## [YOUR OBJECTIVE]
In the entries below, identify every line with the string "objects" and copy it.

## [DATA SHOWN]
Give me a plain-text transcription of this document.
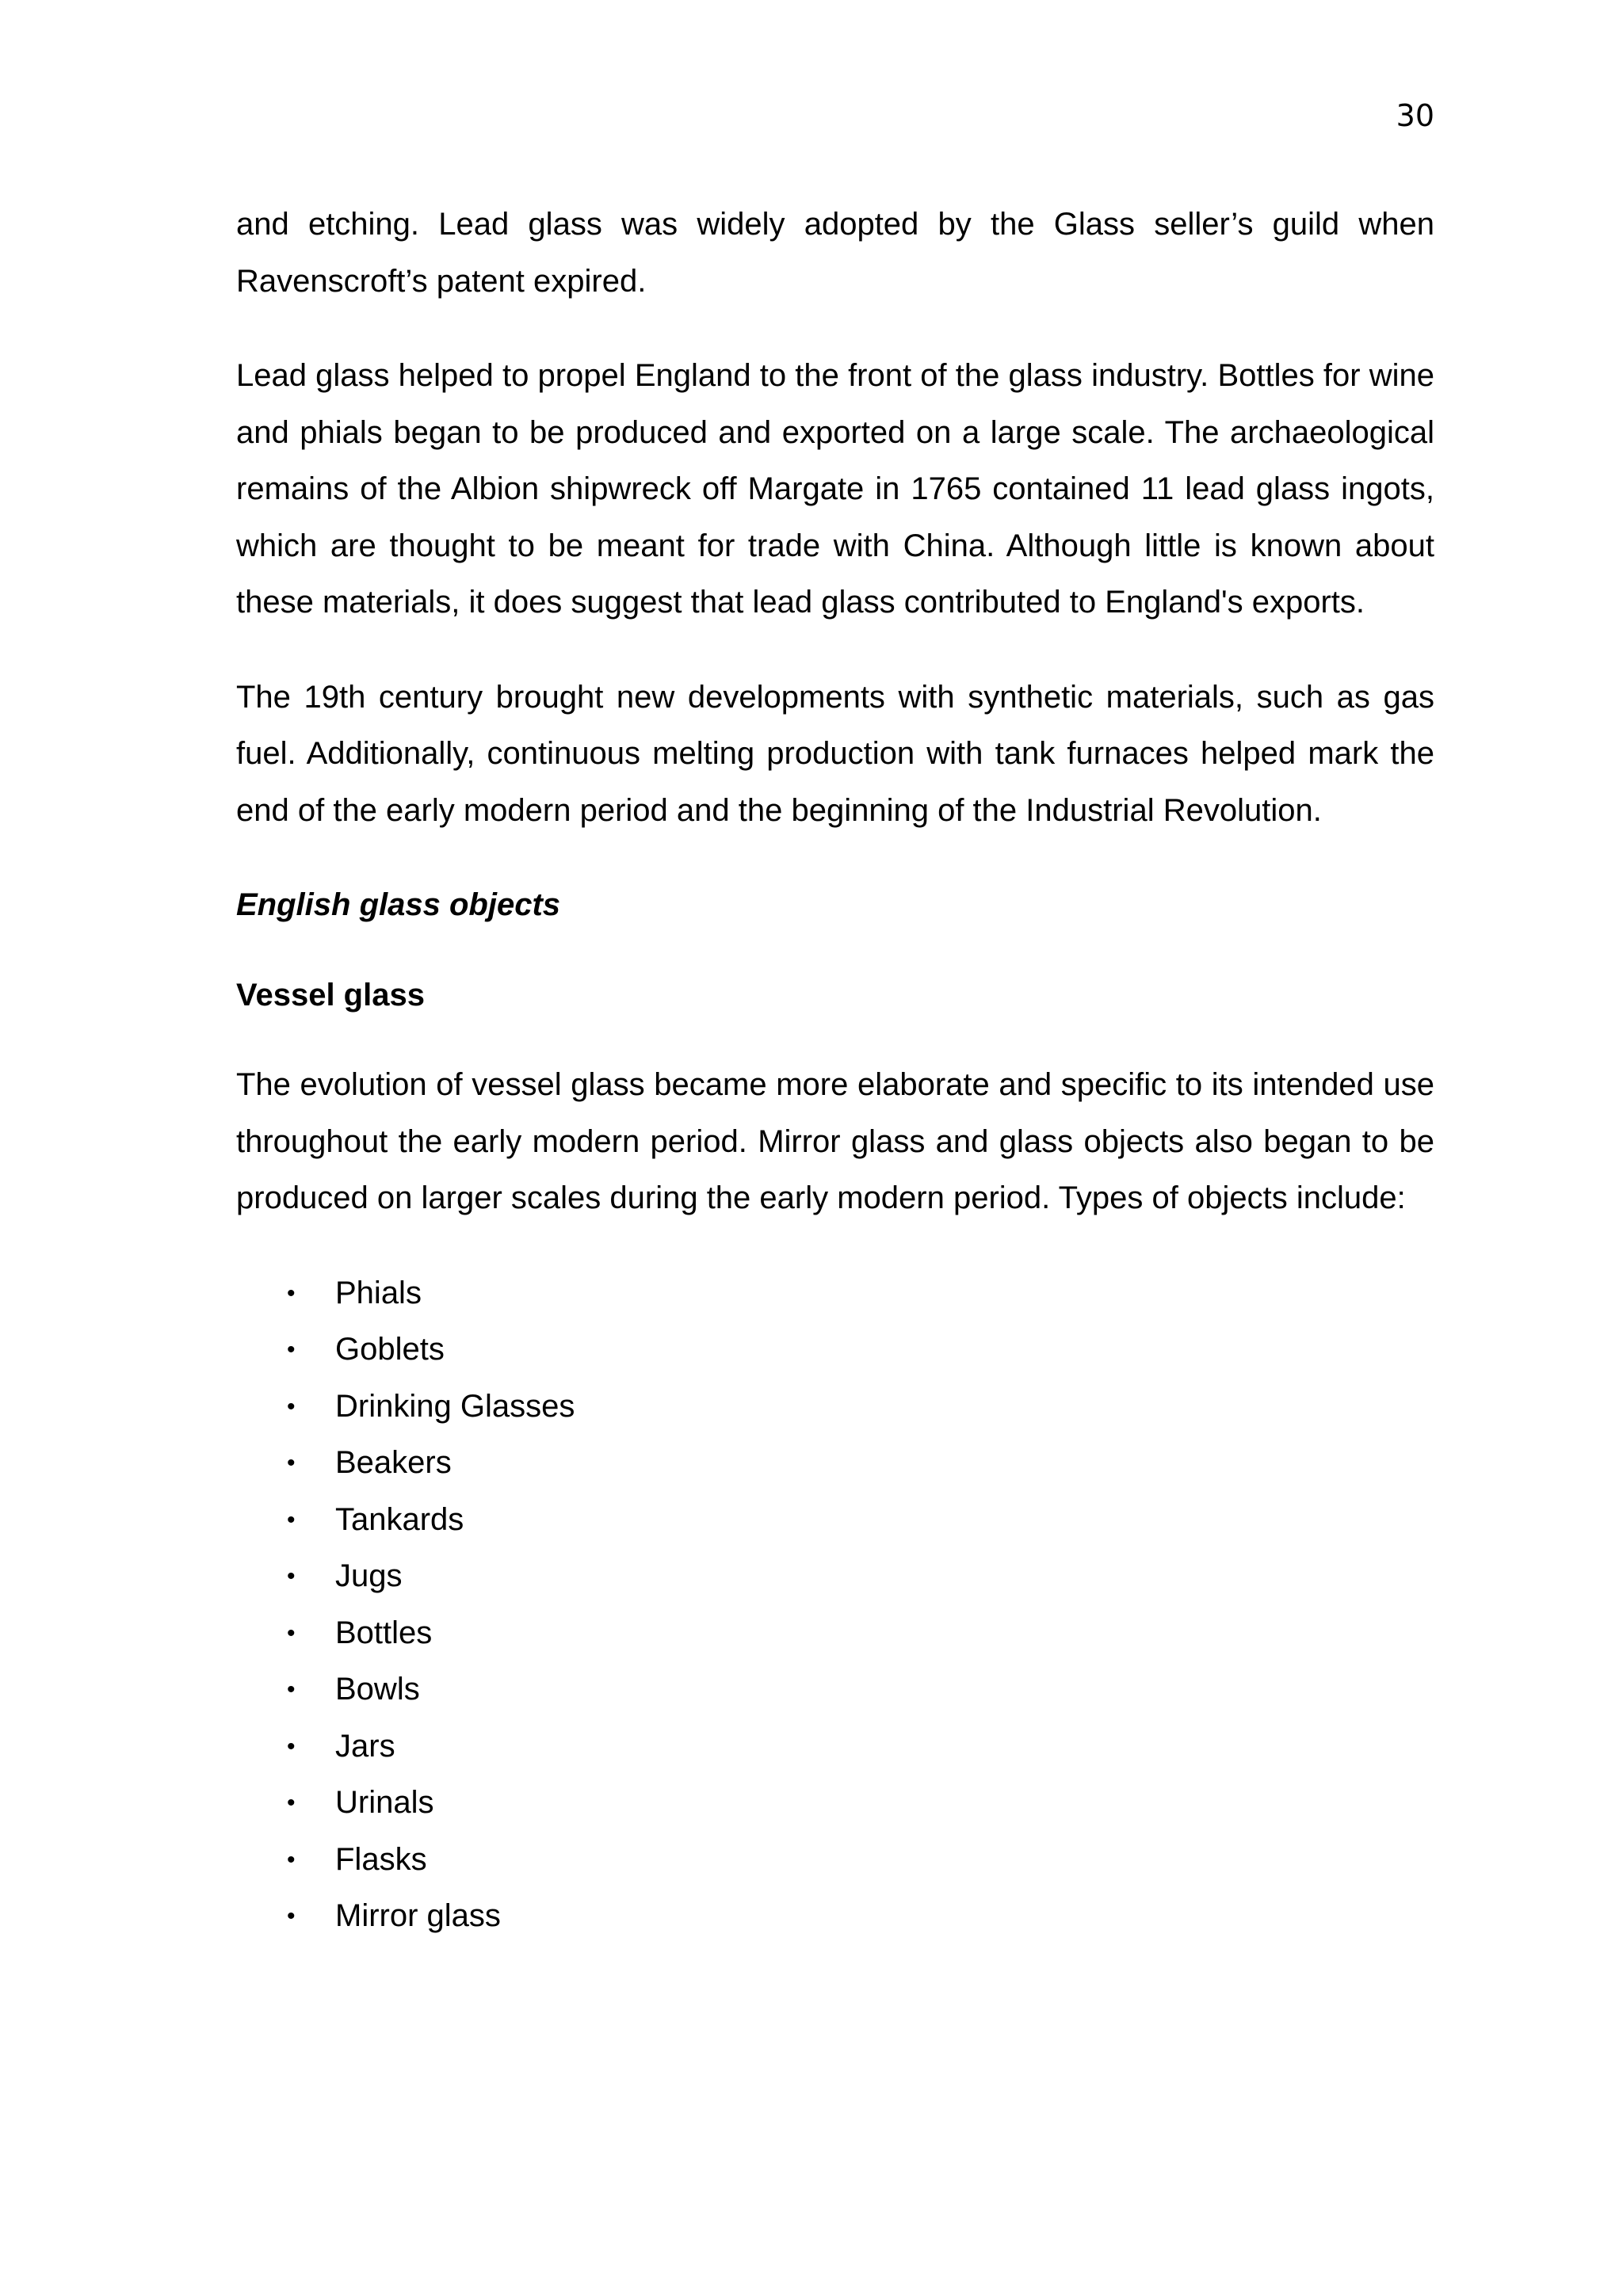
30

and etching. Lead glass was widely adopted by the Glass seller’s guild when Ravenscroft’s patent expired.

Lead glass helped to propel England to the front of the glass industry. Bottles for wine and phials began to be produced and exported on a large scale. The archaeological remains of the Albion shipwreck off Margate in 1765 contained 11 lead glass ingots, which are thought to be meant for trade with China. Although little is known about these materials, it does suggest that lead glass contributed to England's exports.

The 19th century brought new developments with synthetic materials, such as gas fuel. Additionally, continuous melting production with tank furnaces helped mark the end of the early modern period and the beginning of the Industrial Revolution.

English glass objects
Vessel glass

The evolution of vessel glass became more elaborate and specific to its intended use throughout the early modern period. Mirror glass and glass objects also began to be produced on larger scales during the early modern period. Types of objects include:

• Phials
• Goblets
• Drinking Glasses
• Beakers
• Tankards
• Jugs
• Bottles
• Bowls
• Jars
• Urinals
• Flasks
• Mirror glass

## [TASK OUTPUT]
English glass objects
The evolution of vessel glass became more elaborate and specific to its intended use throughout the early modern period. Mirror glass and glass objects also began to be produced on larger scales during the early modern period. Types of objects include:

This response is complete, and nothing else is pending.